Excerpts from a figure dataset
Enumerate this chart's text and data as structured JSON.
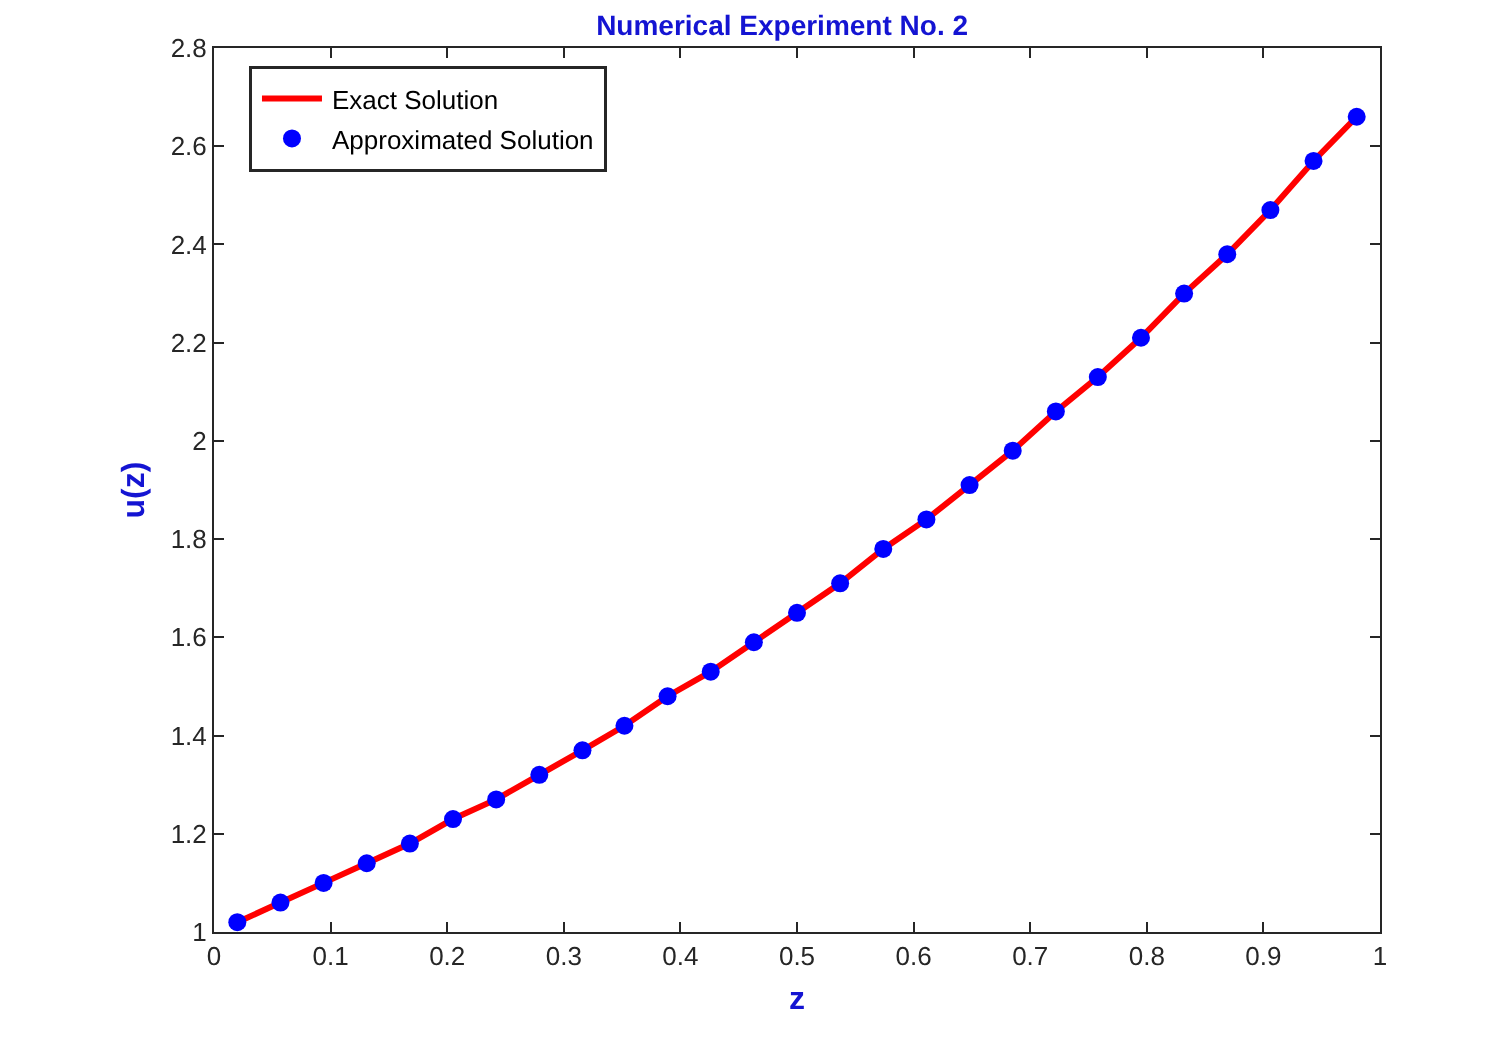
{
  "chart_data": {
    "type": "line",
    "title": "Numerical Experiment No. 2",
    "xlabel": "z",
    "ylabel": "u(z)",
    "x": [
      0.02,
      0.057,
      0.094,
      0.131,
      0.168,
      0.205,
      0.242,
      0.279,
      0.316,
      0.352,
      0.389,
      0.426,
      0.463,
      0.5,
      0.537,
      0.574,
      0.611,
      0.648,
      0.685,
      0.722,
      0.758,
      0.795,
      0.832,
      0.869,
      0.906,
      0.943,
      0.98
    ],
    "series": [
      {
        "name": "Exact Solution",
        "color": "#ff0000",
        "marker": "none",
        "line_style": "solid",
        "values": [
          1.02,
          1.06,
          1.1,
          1.14,
          1.18,
          1.23,
          1.27,
          1.32,
          1.37,
          1.42,
          1.48,
          1.53,
          1.59,
          1.65,
          1.71,
          1.78,
          1.84,
          1.91,
          1.98,
          2.06,
          2.13,
          2.21,
          2.3,
          2.38,
          2.47,
          2.57,
          2.66
        ]
      },
      {
        "name": "Approximated Solution",
        "type": "scatter",
        "color": "#0000ff",
        "marker": "circle",
        "values": [
          1.02,
          1.06,
          1.1,
          1.14,
          1.18,
          1.23,
          1.27,
          1.32,
          1.37,
          1.42,
          1.48,
          1.53,
          1.59,
          1.65,
          1.71,
          1.78,
          1.84,
          1.91,
          1.98,
          2.06,
          2.13,
          2.21,
          2.3,
          2.38,
          2.47,
          2.57,
          2.66
        ]
      }
    ],
    "xlim": [
      0,
      1
    ],
    "xticks": [
      0,
      0.1,
      0.2,
      0.3,
      0.4,
      0.5,
      0.6,
      0.7,
      0.8,
      0.9,
      1
    ],
    "ylim": [
      1,
      2.8
    ],
    "yticks": [
      1,
      1.2,
      1.4,
      1.6,
      1.8,
      2,
      2.2,
      2.4,
      2.6,
      2.8
    ],
    "grid": false,
    "legend": "top left"
  }
}
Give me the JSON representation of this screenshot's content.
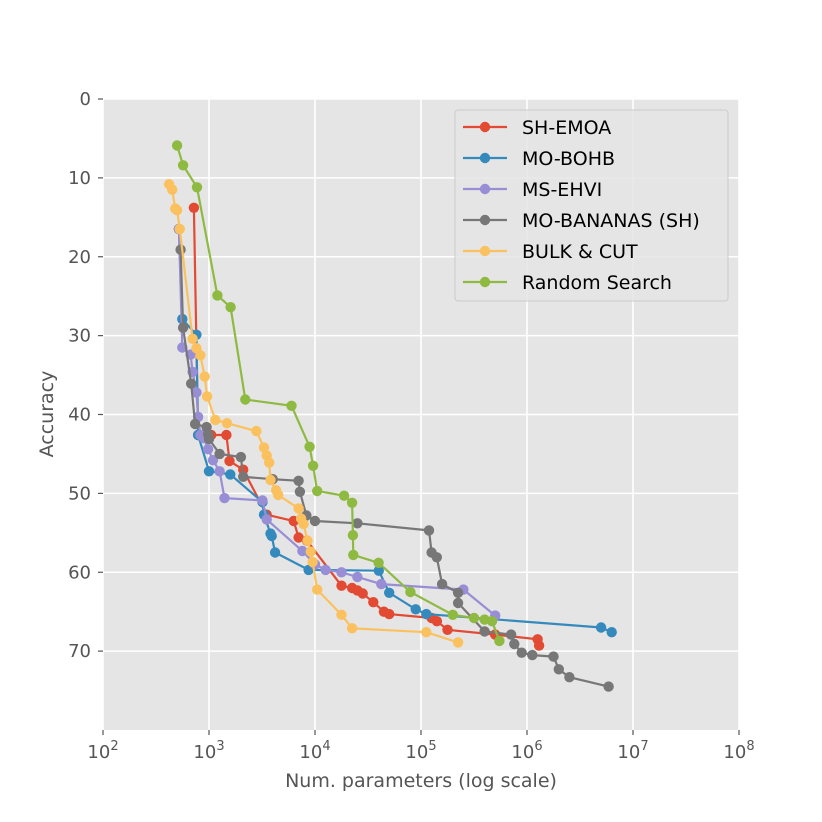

● **Given problem**: Count the lines that include the word "this" and state the result as a bare number.

● **Task result**: 2